(Some records)

....

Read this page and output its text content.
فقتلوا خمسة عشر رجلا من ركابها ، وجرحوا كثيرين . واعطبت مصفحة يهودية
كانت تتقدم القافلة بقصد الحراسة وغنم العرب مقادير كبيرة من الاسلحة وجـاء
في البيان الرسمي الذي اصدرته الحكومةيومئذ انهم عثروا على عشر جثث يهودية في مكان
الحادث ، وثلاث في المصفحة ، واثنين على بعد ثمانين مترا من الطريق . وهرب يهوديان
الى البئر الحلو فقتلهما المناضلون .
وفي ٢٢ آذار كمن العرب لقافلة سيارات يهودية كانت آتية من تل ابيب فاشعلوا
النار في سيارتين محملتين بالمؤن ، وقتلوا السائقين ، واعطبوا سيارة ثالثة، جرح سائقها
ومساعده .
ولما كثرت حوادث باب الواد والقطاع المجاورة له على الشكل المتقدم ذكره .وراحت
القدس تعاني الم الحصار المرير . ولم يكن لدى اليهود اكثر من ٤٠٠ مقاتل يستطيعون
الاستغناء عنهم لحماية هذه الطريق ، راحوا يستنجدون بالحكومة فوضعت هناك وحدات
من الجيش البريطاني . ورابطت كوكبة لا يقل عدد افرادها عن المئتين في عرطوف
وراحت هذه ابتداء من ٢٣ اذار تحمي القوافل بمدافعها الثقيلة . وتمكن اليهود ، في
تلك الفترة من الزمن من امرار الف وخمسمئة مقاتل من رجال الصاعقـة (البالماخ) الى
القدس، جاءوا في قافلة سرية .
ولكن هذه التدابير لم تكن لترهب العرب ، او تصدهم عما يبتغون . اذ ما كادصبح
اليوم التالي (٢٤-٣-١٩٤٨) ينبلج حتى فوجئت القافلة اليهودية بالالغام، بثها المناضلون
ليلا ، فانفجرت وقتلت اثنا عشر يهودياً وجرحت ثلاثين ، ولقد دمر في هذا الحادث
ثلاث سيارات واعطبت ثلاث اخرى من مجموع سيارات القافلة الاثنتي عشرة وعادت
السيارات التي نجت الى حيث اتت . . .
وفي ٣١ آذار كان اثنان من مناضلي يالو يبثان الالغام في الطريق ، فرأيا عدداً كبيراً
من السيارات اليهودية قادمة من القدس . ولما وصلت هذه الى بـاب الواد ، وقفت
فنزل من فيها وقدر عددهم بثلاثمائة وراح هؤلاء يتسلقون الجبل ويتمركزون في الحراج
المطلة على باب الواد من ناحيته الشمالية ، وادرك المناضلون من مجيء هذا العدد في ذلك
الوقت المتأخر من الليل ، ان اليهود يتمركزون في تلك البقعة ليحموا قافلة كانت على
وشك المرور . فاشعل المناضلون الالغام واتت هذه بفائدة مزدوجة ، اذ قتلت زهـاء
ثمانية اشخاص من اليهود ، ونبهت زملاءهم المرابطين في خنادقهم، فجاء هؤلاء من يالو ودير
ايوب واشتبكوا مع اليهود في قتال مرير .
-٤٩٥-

....

- _Objective_:
Make a list of all lines in the data that contain "القافلة".

- _Task answer_:
كانت تتقدم القافلة بقصد الحراسة وغنم العرب مقادير كبيرة من الاسلحة وجـاء
اليوم التالي (٢٤-٣-١٩٤٨) ينبلج حتى فوجئت القافلة اليهودية بالالغام، بثها المناضلون
ثلاث سيارات واعطبت ثلاث اخرى من مجموع سيارات القافلة الاثنتي عشرة وعادت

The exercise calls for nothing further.